- _EXERCISE TASK_:
Would you transcribe the whole listing exactly, minus its pictures?

-- begin DATA FOR THIS TASK --

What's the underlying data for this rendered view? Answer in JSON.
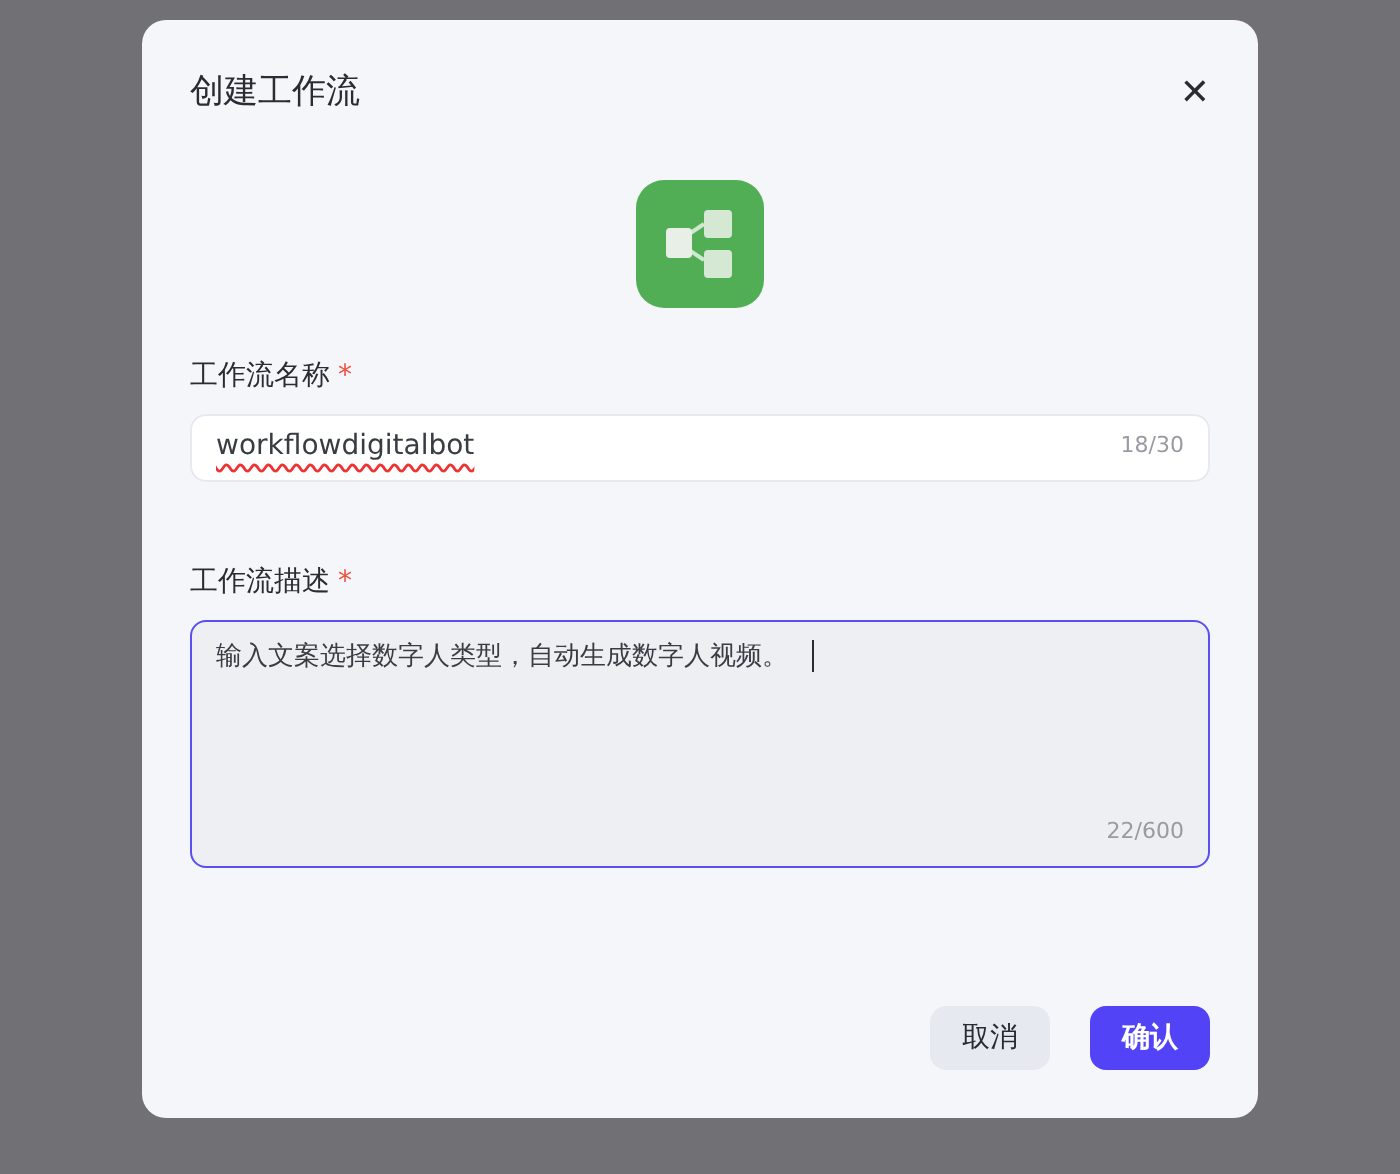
{
  "dialog": {
    "title": "创建工作流",
    "close": "✕"
  },
  "fields": [
    {
      "kind": "input",
      "label": "工作流名称",
      "required_mark": "*",
      "value": "workflowdigitalbot",
      "counter": "18/30",
      "focused": false
    },
    {
      "kind": "textarea",
      "label": "工作流描述",
      "required_mark": "*",
      "value": "输入文案选择数字人类型，自动生成数字人视频。",
      "counter": "22/600",
      "focused": true
    }
  ],
  "buttons": [
    {
      "label": "取消",
      "kind": "secondary"
    },
    {
      "label": "确认",
      "kind": "primary"
    }
  ]
}
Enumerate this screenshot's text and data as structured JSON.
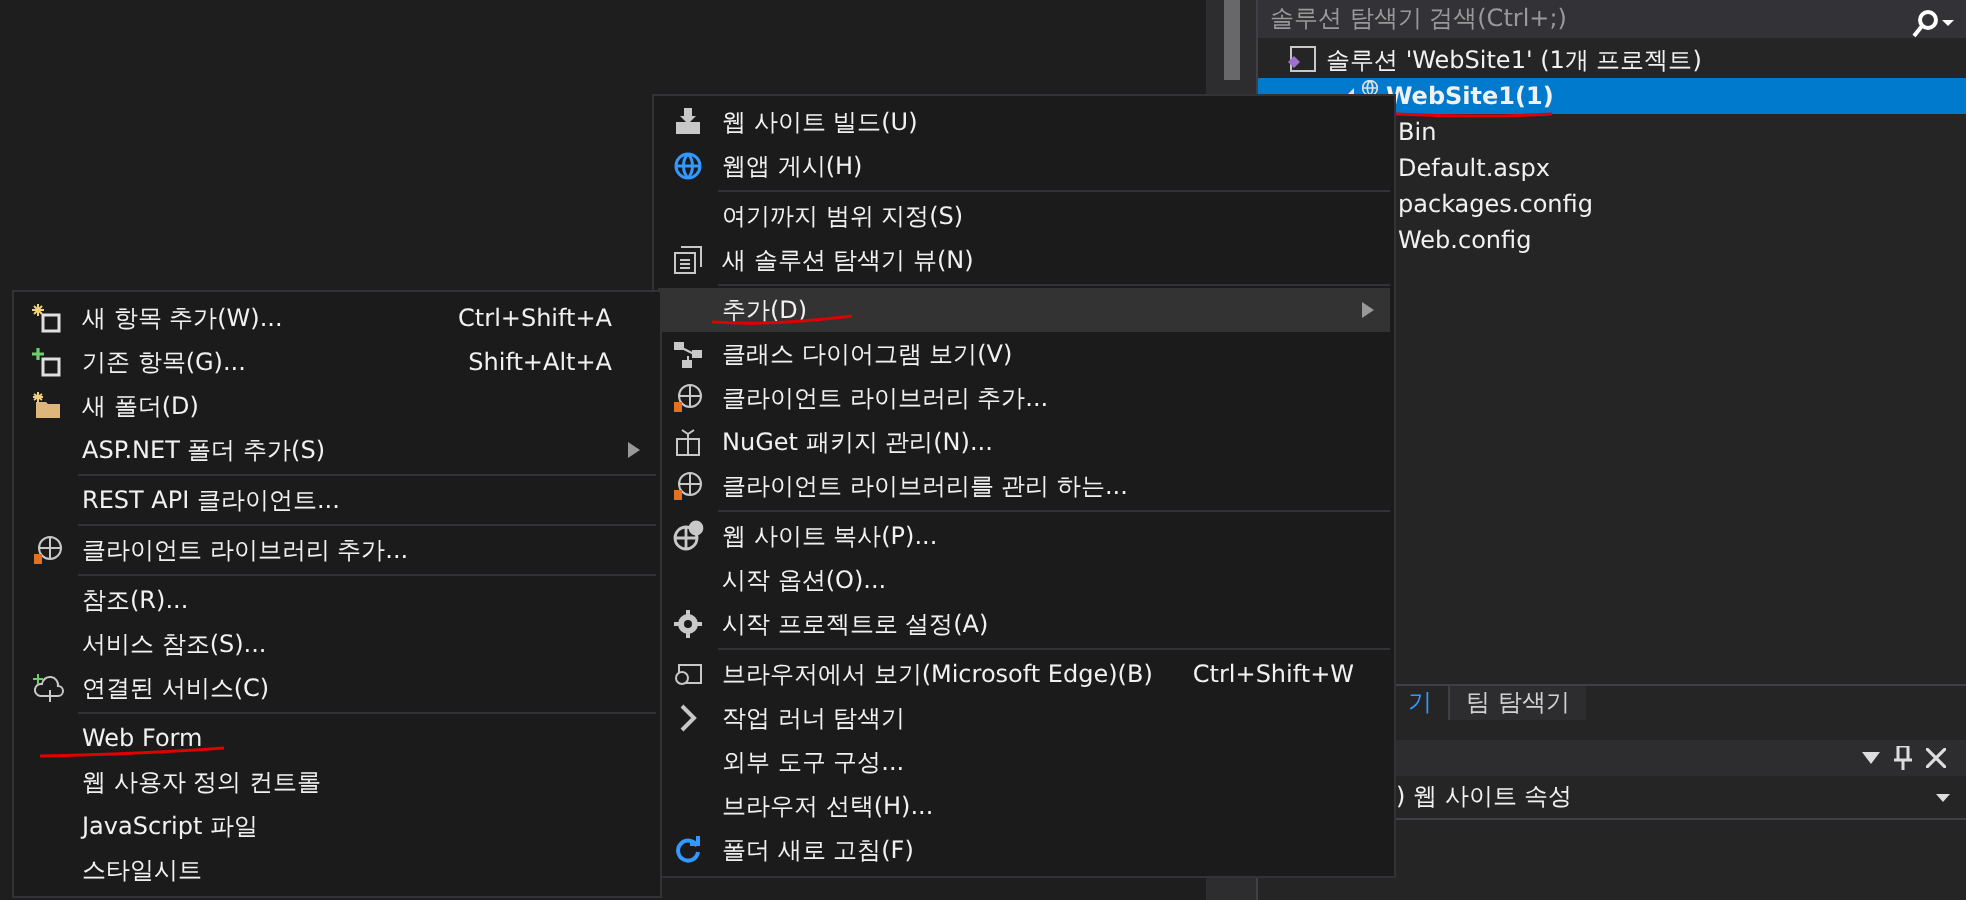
{
  "solution_explorer": {
    "search": {
      "placeholder": "솔루션 탐색기 검색(Ctrl+;)"
    },
    "tree": [
      {
        "label": "솔루션 'WebSite1' (1개 프로젝트)",
        "selected": false,
        "children": [
          {
            "label": "WebSite1(1)",
            "selected": true,
            "children": [
              {
                "label": "Bin",
                "selected": false
              },
              {
                "label": "Default.aspx",
                "selected": false
              },
              {
                "label": "packages.config",
                "selected": false
              },
              {
                "label": "Web.config",
                "selected": false
              }
            ]
          }
        ]
      }
    ],
    "tabs": [
      {
        "label": "기",
        "selected": true
      },
      {
        "label": "팀 탐색기",
        "selected": false
      }
    ]
  },
  "properties": {
    "title": ") 웹 사이트 속성"
  },
  "context_menu": [
    {
      "kind": "item",
      "label": "웹 사이트 빌드(U)",
      "highlighted": false
    },
    {
      "kind": "item",
      "label": "웹앱 게시(H)",
      "highlighted": false
    },
    {
      "kind": "separator"
    },
    {
      "kind": "item",
      "label": "여기까지 범위 지정(S)",
      "highlighted": false
    },
    {
      "kind": "item",
      "label": "새 솔루션 탐색기 뷰(N)",
      "highlighted": false
    },
    {
      "kind": "separator"
    },
    {
      "kind": "item",
      "label": "추가(D)",
      "submenu": true,
      "highlighted": true
    },
    {
      "kind": "item",
      "label": "클래스 다이어그램 보기(V)",
      "highlighted": false
    },
    {
      "kind": "item",
      "label": "클라이언트 라이브러리 추가...",
      "highlighted": false
    },
    {
      "kind": "item",
      "label": "NuGet 패키지 관리(N)...",
      "highlighted": false
    },
    {
      "kind": "item",
      "label": "클라이언트 라이브러리를 관리 하는...",
      "highlighted": false
    },
    {
      "kind": "separator"
    },
    {
      "kind": "item",
      "label": "웹 사이트 복사(P)...",
      "highlighted": false
    },
    {
      "kind": "item",
      "label": "시작 옵션(O)...",
      "highlighted": false
    },
    {
      "kind": "item",
      "label": "시작 프로젝트로 설정(A)",
      "highlighted": false
    },
    {
      "kind": "separator"
    },
    {
      "kind": "item",
      "label": "브라우저에서 보기(Microsoft Edge)(B)",
      "shortcut": "Ctrl+Shift+W",
      "highlighted": false
    },
    {
      "kind": "item",
      "label": "작업 러너 탐색기",
      "highlighted": false
    },
    {
      "kind": "item",
      "label": "외부 도구 구성...",
      "highlighted": false
    },
    {
      "kind": "item",
      "label": "브라우저 선택(H)...",
      "highlighted": false
    },
    {
      "kind": "item",
      "label": "폴더 새로 고침(F)",
      "highlighted": false
    }
  ],
  "add_submenu": [
    {
      "kind": "item",
      "label": "새 항목 추가(W)...",
      "shortcut": "Ctrl+Shift+A",
      "highlighted": false
    },
    {
      "kind": "item",
      "label": "기존 항목(G)...",
      "shortcut": "Shift+Alt+A",
      "highlighted": false
    },
    {
      "kind": "item",
      "label": "새 폴더(D)",
      "highlighted": false
    },
    {
      "kind": "item",
      "label": "ASP.NET 폴더 추가(S)",
      "submenu": true,
      "highlighted": false
    },
    {
      "kind": "separator"
    },
    {
      "kind": "item",
      "label": "REST API 클라이언트...",
      "highlighted": false
    },
    {
      "kind": "separator"
    },
    {
      "kind": "item",
      "label": "클라이언트 라이브러리 추가...",
      "highlighted": false
    },
    {
      "kind": "separator"
    },
    {
      "kind": "item",
      "label": "참조(R)...",
      "highlighted": false
    },
    {
      "kind": "item",
      "label": "서비스 참조(S)...",
      "highlighted": false
    },
    {
      "kind": "item",
      "label": "연결된 서비스(C)",
      "highlighted": false
    },
    {
      "kind": "separator"
    },
    {
      "kind": "item",
      "label": "Web Form",
      "highlighted": false
    },
    {
      "kind": "item",
      "label": "웹 사용자 정의 컨트롤",
      "highlighted": false
    },
    {
      "kind": "item",
      "label": "JavaScript 파일",
      "highlighted": false
    },
    {
      "kind": "item",
      "label": "스타일시트",
      "highlighted": false
    }
  ]
}
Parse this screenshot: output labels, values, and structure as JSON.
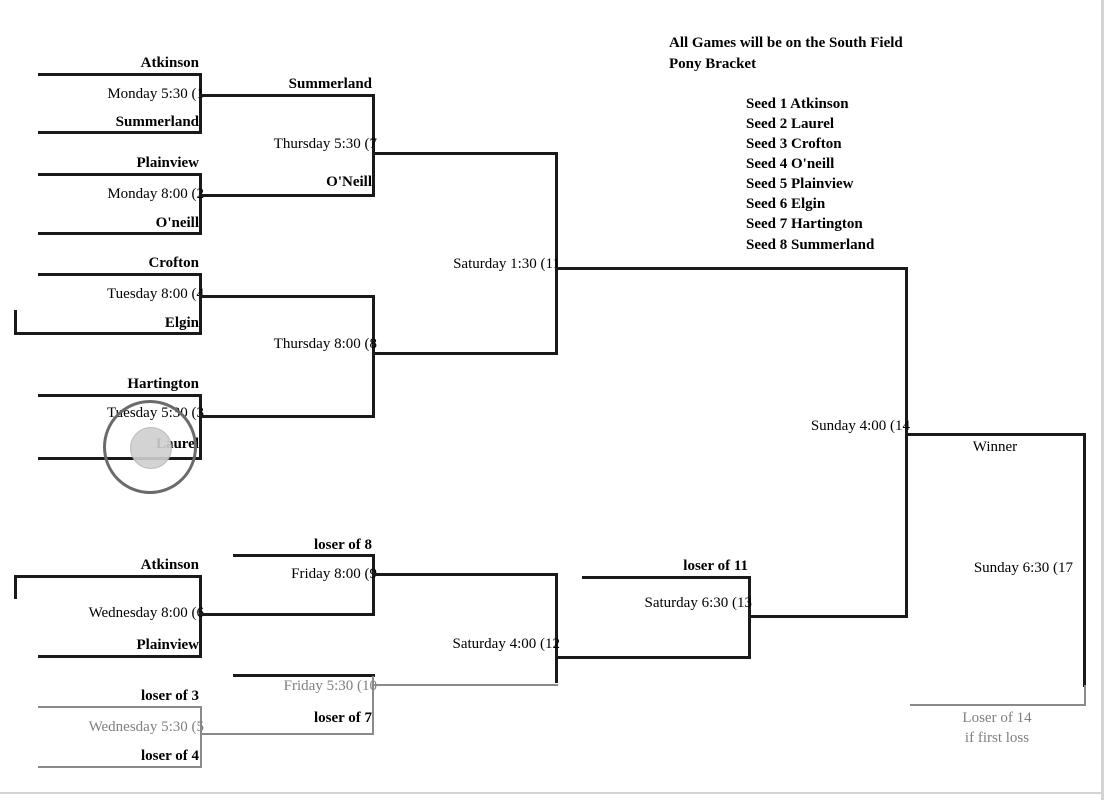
{
  "page": {
    "title": "Pony Bracket",
    "notes": [
      "All Games will be on the South Field",
      "Pony Bracket"
    ],
    "seeds": [
      "Seed 1 Atkinson",
      "Seed 2 Laurel",
      "Seed 3 Crofton",
      "Seed 4 O'neill",
      "Seed 5 Plainview",
      "Seed 6 Elgin",
      "Seed 7 Hartington",
      "Seed 8 Summerland"
    ]
  },
  "colors": {
    "line": "#1a1a1a",
    "line_gray": "#8a8a8a",
    "text": "#000000",
    "text_gray": "#808080",
    "cursor_ring": "#6b6b6b",
    "cursor_fill": "#cfcfcf"
  },
  "winners_bracket": {
    "game1": {
      "top": "Atkinson",
      "bottom": "Summerland",
      "time": "Monday 5:30  (1"
    },
    "game2": {
      "top": "Plainview",
      "bottom": "O'neill",
      "time": "Monday 8:00  (2"
    },
    "game4": {
      "top": "Crofton",
      "bottom": "Elgin",
      "time": "Tuesday 8:00  (4"
    },
    "game3": {
      "top": "Hartington",
      "bottom": "Laurel",
      "time": "Tuesday 5:30   (3"
    },
    "game7": {
      "top": "Summerland",
      "bottom": "O'Neill",
      "time": "Thursday 5:30  (7"
    },
    "game8": {
      "top": "",
      "bottom": "",
      "time": "Thursday 8:00  (8"
    },
    "game11": {
      "top": "",
      "bottom": "",
      "time": "Saturday 1:30  (11"
    },
    "game14": {
      "top": "",
      "bottom": "",
      "time": "Sunday 4:00  (14"
    }
  },
  "losers_bracket": {
    "game6": {
      "top": "Atkinson",
      "bottom": "Plainview",
      "time": "Wednesday 8:00  (6"
    },
    "game5": {
      "top": "loser of 3",
      "bottom": "loser of 4",
      "time": "Wednesday 5:30  (5"
    },
    "game9": {
      "top": "loser of 8",
      "bottom": "",
      "time": "Friday 8:00  (9"
    },
    "game10": {
      "top": "",
      "bottom": "loser of 7",
      "time": "Friday 5:30   (10"
    },
    "game12": {
      "top": "",
      "bottom": "",
      "time": "Saturday 4:00        (12"
    },
    "game13": {
      "top": "loser of 11",
      "bottom": "",
      "time": "Saturday 6:30 (13"
    }
  },
  "final": {
    "winner_label": "Winner",
    "time": "Sunday 6:30  (17",
    "loser_note_line1": "Loser of 14",
    "loser_note_line2": "if first loss"
  },
  "cursor": {
    "target_label": "Laurel"
  }
}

-- end DATA FOR THIS TASK --

- _OUTPUT BELOW_:
What's the underlying data for this rendered view? Answer in JSON.
{
  "dialog": {
    "title": "创建工作流",
    "close": "✕"
  },
  "fields": [
    {
      "kind": "input",
      "label": "工作流名称",
      "required_mark": "*",
      "value": "workflowdigitalbot",
      "counter": "18/30",
      "focused": false
    },
    {
      "kind": "textarea",
      "label": "工作流描述",
      "required_mark": "*",
      "value": "输入文案选择数字人类型，自动生成数字人视频。",
      "counter": "22/600",
      "focused": true
    }
  ],
  "buttons": [
    {
      "label": "取消",
      "kind": "secondary"
    },
    {
      "label": "确认",
      "kind": "primary"
    }
  ]
}
Enumerate this screenshot's text and data as structured JSON.
{
  "solution_explorer": {
    "search": {
      "placeholder": "솔루션 탐색기 검색(Ctrl+;)"
    },
    "tree": [
      {
        "label": "솔루션 'WebSite1' (1개 프로젝트)",
        "selected": false,
        "children": [
          {
            "label": "WebSite1(1)",
            "selected": true,
            "children": [
              {
                "label": "Bin",
                "selected": false
              },
              {
                "label": "Default.aspx",
                "selected": false
              },
              {
                "label": "packages.config",
                "selected": false
              },
              {
                "label": "Web.config",
                "selected": false
              }
            ]
          }
        ]
      }
    ],
    "tabs": [
      {
        "label": "기",
        "selected": true
      },
      {
        "label": "팀 탐색기",
        "selected": false
      }
    ]
  },
  "properties": {
    "title": ") 웹 사이트 속성"
  },
  "context_menu": [
    {
      "kind": "item",
      "label": "웹 사이트 빌드(U)",
      "highlighted": false
    },
    {
      "kind": "item",
      "label": "웹앱 게시(H)",
      "highlighted": false
    },
    {
      "kind": "separator"
    },
    {
      "kind": "item",
      "label": "여기까지 범위 지정(S)",
      "highlighted": false
    },
    {
      "kind": "item",
      "label": "새 솔루션 탐색기 뷰(N)",
      "highlighted": false
    },
    {
      "kind": "separator"
    },
    {
      "kind": "item",
      "label": "추가(D)",
      "submenu": true,
      "highlighted": true
    },
    {
      "kind": "item",
      "label": "클래스 다이어그램 보기(V)",
      "highlighted": false
    },
    {
      "kind": "item",
      "label": "클라이언트 라이브러리 추가...",
      "highlighted": false
    },
    {
      "kind": "item",
      "label": "NuGet 패키지 관리(N)...",
      "highlighted": false
    },
    {
      "kind": "item",
      "label": "클라이언트 라이브러리를 관리 하는...",
      "highlighted": false
    },
    {
      "kind": "separator"
    },
    {
      "kind": "item",
      "label": "웹 사이트 복사(P)...",
      "highlighted": false
    },
    {
      "kind": "item",
      "label": "시작 옵션(O)...",
      "highlighted": false
    },
    {
      "kind": "item",
      "label": "시작 프로젝트로 설정(A)",
      "highlighted": false
    },
    {
      "kind": "separator"
    },
    {
      "kind": "item",
      "label": "브라우저에서 보기(Microsoft Edge)(B)",
      "shortcut": "Ctrl+Shift+W",
      "highlighted": false
    },
    {
      "kind": "item",
      "label": "작업 러너 탐색기",
      "highlighted": false
    },
    {
      "kind": "item",
      "label": "외부 도구 구성...",
      "highlighted": false
    },
    {
      "kind": "item",
      "label": "브라우저 선택(H)...",
      "highlighted": false
    },
    {
      "kind": "item",
      "label": "폴더 새로 고침(F)",
      "highlighted": false
    }
  ],
  "add_submenu": [
    {
      "kind": "item",
      "label": "새 항목 추가(W)...",
      "shortcut": "Ctrl+Shift+A",
      "highlighted": false
    },
    {
      "kind": "item",
      "label": "기존 항목(G)...",
      "shortcut": "Shift+Alt+A",
      "highlighted": false
    },
    {
      "kind": "item",
      "label": "새 폴더(D)",
      "highlighted": false
    },
    {
      "kind": "item",
      "label": "ASP.NET 폴더 추가(S)",
      "submenu": true,
      "highlighted": false
    },
    {
      "kind": "separator"
    },
    {
      "kind": "item",
      "label": "REST API 클라이언트...",
      "highlighted": false
    },
    {
      "kind": "separator"
    },
    {
      "kind": "item",
      "label": "클라이언트 라이브러리 추가...",
      "highlighted": false
    },
    {
      "kind": "separator"
    },
    {
      "kind": "item",
      "label": "참조(R)...",
      "highlighted": false
    },
    {
      "kind": "item",
      "label": "서비스 참조(S)...",
      "highlighted": false
    },
    {
      "kind": "item",
      "label": "연결된 서비스(C)",
      "highlighted": false
    },
    {
      "kind": "separator"
    },
    {
      "kind": "item",
      "label": "Web Form",
      "highlighted": false
    },
    {
      "kind": "item",
      "label": "웹 사용자 정의 컨트롤",
      "highlighted": false
    },
    {
      "kind": "item",
      "label": "JavaScript 파일",
      "highlighted": false
    },
    {
      "kind": "item",
      "label": "스타일시트",
      "highlighted": false
    }
  ]
}
Parse this screenshot: output labels, values, and structure as JSON.
{
  "page": {
    "title": "Pony Bracket",
    "notes": [
      "All Games will be on the South Field",
      "Pony Bracket"
    ],
    "seeds": [
      "Seed 1 Atkinson",
      "Seed 2 Laurel",
      "Seed 3 Crofton",
      "Seed 4 O'neill",
      "Seed 5 Plainview",
      "Seed 6 Elgin",
      "Seed 7 Hartington",
      "Seed 8 Summerland"
    ]
  },
  "colors": {
    "line": "#1a1a1a",
    "line_gray": "#8a8a8a",
    "text": "#000000",
    "text_gray": "#808080",
    "cursor_ring": "#6b6b6b",
    "cursor_fill": "#cfcfcf"
  },
  "winners_bracket": {
    "game1": {
      "top": "Atkinson",
      "bottom": "Summerland",
      "time": "Monday 5:30  (1"
    },
    "game2": {
      "top": "Plainview",
      "bottom": "O'neill",
      "time": "Monday 8:00  (2"
    },
    "game4": {
      "top": "Crofton",
      "bottom": "Elgin",
      "time": "Tuesday 8:00  (4"
    },
    "game3": {
      "top": "Hartington",
      "bottom": "Laurel",
      "time": "Tuesday 5:30   (3"
    },
    "game7": {
      "top": "Summerland",
      "bottom": "O'Neill",
      "time": "Thursday 5:30  (7"
    },
    "game8": {
      "top": "",
      "bottom": "",
      "time": "Thursday 8:00  (8"
    },
    "game11": {
      "top": "",
      "bottom": "",
      "time": "Saturday 1:30  (11"
    },
    "game14": {
      "top": "",
      "bottom": "",
      "time": "Sunday 4:00  (14"
    }
  },
  "losers_bracket": {
    "game6": {
      "top": "Atkinson",
      "bottom": "Plainview",
      "time": "Wednesday 8:00  (6"
    },
    "game5": {
      "top": "loser of 3",
      "bottom": "loser of 4",
      "time": "Wednesday 5:30  (5"
    },
    "game9": {
      "top": "loser of 8",
      "bottom": "",
      "time": "Friday 8:00  (9"
    },
    "game10": {
      "top": "",
      "bottom": "loser of 7",
      "time": "Friday 5:30   (10"
    },
    "game12": {
      "top": "",
      "bottom": "",
      "time": "Saturday 4:00        (12"
    },
    "game13": {
      "top": "loser of 11",
      "bottom": "",
      "time": "Saturday 6:30 (13"
    }
  },
  "final": {
    "winner_label": "Winner",
    "time": "Sunday 6:30  (17",
    "loser_note_line1": "Loser of 14",
    "loser_note_line2": "if first loss"
  },
  "cursor": {
    "target_label": "Laurel"
  }
}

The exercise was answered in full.